What is needed —
Quote the full listing word for word.
━━━━━━━━━━━━━━━━
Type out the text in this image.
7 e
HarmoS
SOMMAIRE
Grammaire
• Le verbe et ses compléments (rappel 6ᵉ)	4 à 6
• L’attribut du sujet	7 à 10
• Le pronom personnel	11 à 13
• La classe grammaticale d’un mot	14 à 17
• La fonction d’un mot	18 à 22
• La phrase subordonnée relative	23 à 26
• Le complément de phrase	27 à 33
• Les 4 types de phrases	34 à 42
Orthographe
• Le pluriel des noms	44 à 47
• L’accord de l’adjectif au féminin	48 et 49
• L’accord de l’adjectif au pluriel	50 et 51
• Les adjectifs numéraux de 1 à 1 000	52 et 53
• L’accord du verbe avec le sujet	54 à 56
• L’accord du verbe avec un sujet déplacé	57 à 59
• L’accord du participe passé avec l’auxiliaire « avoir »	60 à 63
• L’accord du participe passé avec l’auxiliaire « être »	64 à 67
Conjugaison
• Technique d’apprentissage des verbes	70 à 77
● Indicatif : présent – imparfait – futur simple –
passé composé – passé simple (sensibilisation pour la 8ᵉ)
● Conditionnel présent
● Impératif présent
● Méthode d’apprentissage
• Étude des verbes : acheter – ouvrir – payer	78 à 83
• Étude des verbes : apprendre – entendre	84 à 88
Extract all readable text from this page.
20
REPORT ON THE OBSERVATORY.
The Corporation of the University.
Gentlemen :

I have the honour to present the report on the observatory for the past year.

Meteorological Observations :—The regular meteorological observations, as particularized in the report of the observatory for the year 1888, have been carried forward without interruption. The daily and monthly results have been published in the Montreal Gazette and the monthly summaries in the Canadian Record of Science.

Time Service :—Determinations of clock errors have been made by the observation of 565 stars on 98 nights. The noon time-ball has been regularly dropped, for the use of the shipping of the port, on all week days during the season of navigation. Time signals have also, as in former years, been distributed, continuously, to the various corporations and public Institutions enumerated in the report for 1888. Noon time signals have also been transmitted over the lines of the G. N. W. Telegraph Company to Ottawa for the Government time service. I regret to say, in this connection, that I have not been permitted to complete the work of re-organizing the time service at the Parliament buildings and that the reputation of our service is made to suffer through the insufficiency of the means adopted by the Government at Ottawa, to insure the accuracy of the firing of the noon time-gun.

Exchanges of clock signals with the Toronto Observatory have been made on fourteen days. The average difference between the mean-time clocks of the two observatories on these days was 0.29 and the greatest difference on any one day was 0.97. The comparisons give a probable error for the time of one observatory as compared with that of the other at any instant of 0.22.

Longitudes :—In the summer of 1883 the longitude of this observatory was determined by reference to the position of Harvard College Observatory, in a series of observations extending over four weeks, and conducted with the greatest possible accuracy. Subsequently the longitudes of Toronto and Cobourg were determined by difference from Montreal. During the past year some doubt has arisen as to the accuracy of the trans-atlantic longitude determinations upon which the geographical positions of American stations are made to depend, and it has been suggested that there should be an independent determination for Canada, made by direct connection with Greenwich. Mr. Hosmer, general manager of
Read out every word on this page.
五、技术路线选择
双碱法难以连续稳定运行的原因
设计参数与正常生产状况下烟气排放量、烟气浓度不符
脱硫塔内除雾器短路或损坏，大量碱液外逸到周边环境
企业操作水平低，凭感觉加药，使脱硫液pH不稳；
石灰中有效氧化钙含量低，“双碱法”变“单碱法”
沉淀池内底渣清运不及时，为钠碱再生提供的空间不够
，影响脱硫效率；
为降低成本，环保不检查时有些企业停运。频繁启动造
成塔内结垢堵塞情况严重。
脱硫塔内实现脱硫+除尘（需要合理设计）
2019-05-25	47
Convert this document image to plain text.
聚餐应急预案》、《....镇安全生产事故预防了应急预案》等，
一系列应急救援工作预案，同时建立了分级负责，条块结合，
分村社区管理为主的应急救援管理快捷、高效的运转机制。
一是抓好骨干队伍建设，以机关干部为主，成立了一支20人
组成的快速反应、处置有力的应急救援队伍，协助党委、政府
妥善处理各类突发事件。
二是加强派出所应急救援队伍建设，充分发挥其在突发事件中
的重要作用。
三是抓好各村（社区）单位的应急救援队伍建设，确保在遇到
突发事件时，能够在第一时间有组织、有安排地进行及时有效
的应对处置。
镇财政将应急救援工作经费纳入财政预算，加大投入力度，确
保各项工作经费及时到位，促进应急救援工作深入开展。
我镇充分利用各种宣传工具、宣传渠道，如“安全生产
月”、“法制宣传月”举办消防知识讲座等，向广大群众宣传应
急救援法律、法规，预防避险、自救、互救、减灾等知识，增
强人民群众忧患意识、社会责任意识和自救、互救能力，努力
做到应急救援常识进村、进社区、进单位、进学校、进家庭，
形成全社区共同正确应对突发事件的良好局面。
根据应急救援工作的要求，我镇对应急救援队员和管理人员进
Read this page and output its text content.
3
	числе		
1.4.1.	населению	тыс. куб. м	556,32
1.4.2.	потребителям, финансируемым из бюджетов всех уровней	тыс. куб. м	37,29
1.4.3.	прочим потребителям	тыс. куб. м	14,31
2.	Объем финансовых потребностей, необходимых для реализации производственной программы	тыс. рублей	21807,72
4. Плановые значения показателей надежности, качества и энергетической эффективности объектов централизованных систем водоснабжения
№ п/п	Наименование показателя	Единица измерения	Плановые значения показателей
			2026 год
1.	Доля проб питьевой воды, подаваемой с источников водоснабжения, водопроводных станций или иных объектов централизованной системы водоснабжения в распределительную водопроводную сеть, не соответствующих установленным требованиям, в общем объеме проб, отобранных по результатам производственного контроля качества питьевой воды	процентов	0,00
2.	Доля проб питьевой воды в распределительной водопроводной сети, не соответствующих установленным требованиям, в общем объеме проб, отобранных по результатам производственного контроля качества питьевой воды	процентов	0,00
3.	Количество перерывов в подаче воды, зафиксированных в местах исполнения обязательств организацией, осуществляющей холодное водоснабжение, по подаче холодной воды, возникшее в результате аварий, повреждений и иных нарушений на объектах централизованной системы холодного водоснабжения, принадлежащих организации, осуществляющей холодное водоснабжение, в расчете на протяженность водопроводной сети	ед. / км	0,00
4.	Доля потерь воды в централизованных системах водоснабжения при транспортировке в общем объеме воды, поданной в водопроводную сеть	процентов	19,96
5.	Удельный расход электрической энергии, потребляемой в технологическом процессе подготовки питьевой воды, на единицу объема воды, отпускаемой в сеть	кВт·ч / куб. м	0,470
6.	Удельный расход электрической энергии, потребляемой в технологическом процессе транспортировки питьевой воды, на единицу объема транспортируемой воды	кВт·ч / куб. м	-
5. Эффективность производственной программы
━━━━━━━━━━━━━━━━
Solution to this exercise —
Type out the text in this image.
7 e
HarmoS
SOMMAIRE
Grammaire
• Le verbe et ses compléments (rappel 6ᵉ)	4 à 6
• L’attribut du sujet	7 à 10
• Le pronom personnel	11 à 13
• La classe grammaticale d’un mot	14 à 17
• La fonction d’un mot	18 à 22
• La phrase subordonnée relative	23 à 26
• Le complément de phrase	27 à 33
• Les 4 types de phrases	34 à 42
Orthographe
• Le pluriel des noms	44 à 47
• L’accord de l’adjectif au féminin	48 et 49
• L’accord de l’adjectif au pluriel	50 et 51
• Les adjectifs numéraux de 1 à 1 000	52 et 53
• L’accord du verbe avec le sujet	54 à 56
• L’accord du verbe avec un sujet déplacé	57 à 59
• L’accord du participe passé avec l’auxiliaire « avoir »	60 à 63
• L’accord du participe passé avec l’auxiliaire « être »	64 à 67
Conjugaison
• Technique d’apprentissage des verbes	70 à 77
● Indicatif : présent – imparfait – futur simple –
passé composé – passé simple (sensibilisation pour la 8ᵉ)
● Conditionnel présent
● Impératif présent
● Méthode d’apprentissage
• Étude des verbes : acheter – ouvrir – payer	78 à 83
• Étude des verbes : apprendre – entendre	84 à 88
Extract all readable text from this page.
20
REPORT ON THE OBSERVATORY.
The Corporation of the University.
Gentlemen :

I have the honour to present the report on the observatory for the past year.

Meteorological Observations :—The regular meteorological observations, as particularized in the report of the observatory for the year 1888, have been carried forward without interruption. The daily and monthly results have been published in the Montreal Gazette and the monthly summaries in the Canadian Record of Science.

Time Service :—Determinations of clock errors have been made by the observation of 565 stars on 98 nights. The noon time-ball has been regularly dropped, for the use of the shipping of the port, on all week days during the season of navigation. Time signals have also, as in former years, been distributed, continuously, to the various corporations and public Institutions enumerated in the report for 1888. Noon time signals have also been transmitted over the lines of the G. N. W. Telegraph Company to Ottawa for the Government time service. I regret to say, in this connection, that I have not been permitted to complete the work of re-organizing the time service at the Parliament buildings and that the reputation of our service is made to suffer through the insufficiency of the means adopted by the Government at Ottawa, to insure the accuracy of the firing of the noon time-gun.

Exchanges of clock signals with the Toronto Observatory have been made on fourteen days. The average difference between the mean-time clocks of the two observatories on these days was 0.29 and the greatest difference on any one day was 0.97. The comparisons give a probable error for the time of one observatory as compared with that of the other at any instant of 0.22.

Longitudes :—In the summer of 1883 the longitude of this observatory was determined by reference to the position of Harvard College Observatory, in a series of observations extending over four weeks, and conducted with the greatest possible accuracy. Subsequently the longitudes of Toronto and Cobourg were determined by difference from Montreal. During the past year some doubt has arisen as to the accuracy of the trans-atlantic longitude determinations upon which the geographical positions of American stations are made to depend, and it has been suggested that there should be an independent determination for Canada, made by direct connection with Greenwich. Mr. Hosmer, general manager of
Read out every word on this page.
五、技术路线选择
双碱法难以连续稳定运行的原因
设计参数与正常生产状况下烟气排放量、烟气浓度不符
脱硫塔内除雾器短路或损坏，大量碱液外逸到周边环境
企业操作水平低，凭感觉加药，使脱硫液pH不稳；
石灰中有效氧化钙含量低，“双碱法”变“单碱法”
沉淀池内底渣清运不及时，为钠碱再生提供的空间不够
，影响脱硫效率；
为降低成本，环保不检查时有些企业停运。频繁启动造
成塔内结垢堵塞情况严重。
脱硫塔内实现脱硫+除尘（需要合理设计）
2019-05-25	47
Convert this document image to plain text.
聚餐应急预案》、《....镇安全生产事故预防了应急预案》等，
一系列应急救援工作预案，同时建立了分级负责，条块结合，
分村社区管理为主的应急救援管理快捷、高效的运转机制。
一是抓好骨干队伍建设，以机关干部为主，成立了一支20人
组成的快速反应、处置有力的应急救援队伍，协助党委、政府
妥善处理各类突发事件。
二是加强派出所应急救援队伍建设，充分发挥其在突发事件中
的重要作用。
三是抓好各村（社区）单位的应急救援队伍建设，确保在遇到
突发事件时，能够在第一时间有组织、有安排地进行及时有效
的应对处置。
镇财政将应急救援工作经费纳入财政预算，加大投入力度，确
保各项工作经费及时到位，促进应急救援工作深入开展。
我镇充分利用各种宣传工具、宣传渠道，如“安全生产
月”、“法制宣传月”举办消防知识讲座等，向广大群众宣传应
急救援法律、法规，预防避险、自救、互救、减灾等知识，增
强人民群众忧患意识、社会责任意识和自救、互救能力，努力
做到应急救援常识进村、进社区、进单位、进学校、进家庭，
形成全社区共同正确应对突发事件的良好局面。
根据应急救援工作的要求，我镇对应急救援队员和管理人员进
Read this page and output its text content.
3
	числе		
1.4.1.	населению	тыс. куб. м	556,32
1.4.2.	потребителям, финансируемым из бюджетов всех уровней	тыс. куб. м	37,29
1.4.3.	прочим потребителям	тыс. куб. м	14,31
2.	Объем финансовых потребностей, необходимых для реализации производственной программы	тыс. рублей	21807,72
4. Плановые значения показателей надежности, качества и энергетической эффективности объектов централизованных систем водоснабжения
№ п/п	Наименование показателя	Единица измерения	Плановые значения показателей
			2026 год
1.	Доля проб питьевой воды, подаваемой с источников водоснабжения, водопроводных станций или иных объектов централизованной системы водоснабжения в распределительную водопроводную сеть, не соответствующих установленным требованиям, в общем объеме проб, отобранных по результатам производственного контроля качества питьевой воды	процентов	0,00
2.	Доля проб питьевой воды в распределительной водопроводной сети, не соответствующих установленным требованиям, в общем объеме проб, отобранных по результатам производственного контроля качества питьевой воды	процентов	0,00
3.	Количество перерывов в подаче воды, зафиксированных в местах исполнения обязательств организацией, осуществляющей холодное водоснабжение, по подаче холодной воды, возникшее в результате аварий, повреждений и иных нарушений на объектах централизованной системы холодного водоснабжения, принадлежащих организации, осуществляющей холодное водоснабжение, в расчете на протяженность водопроводной сети	ед. / км	0,00
4.	Доля потерь воды в централизованных системах водоснабжения при транспортировке в общем объеме воды, поданной в водопроводную сеть	процентов	19,96
5.	Удельный расход электрической энергии, потребляемой в технологическом процессе подготовки питьевой воды, на единицу объема воды, отпускаемой в сеть	кВт·ч / куб. м	0,470
6.	Удельный расход электрической энергии, потребляемой в технологическом процессе транспортировки питьевой воды, на единицу объема транспортируемой воды	кВт·ч / куб. м	-
5. Эффективность производственной программы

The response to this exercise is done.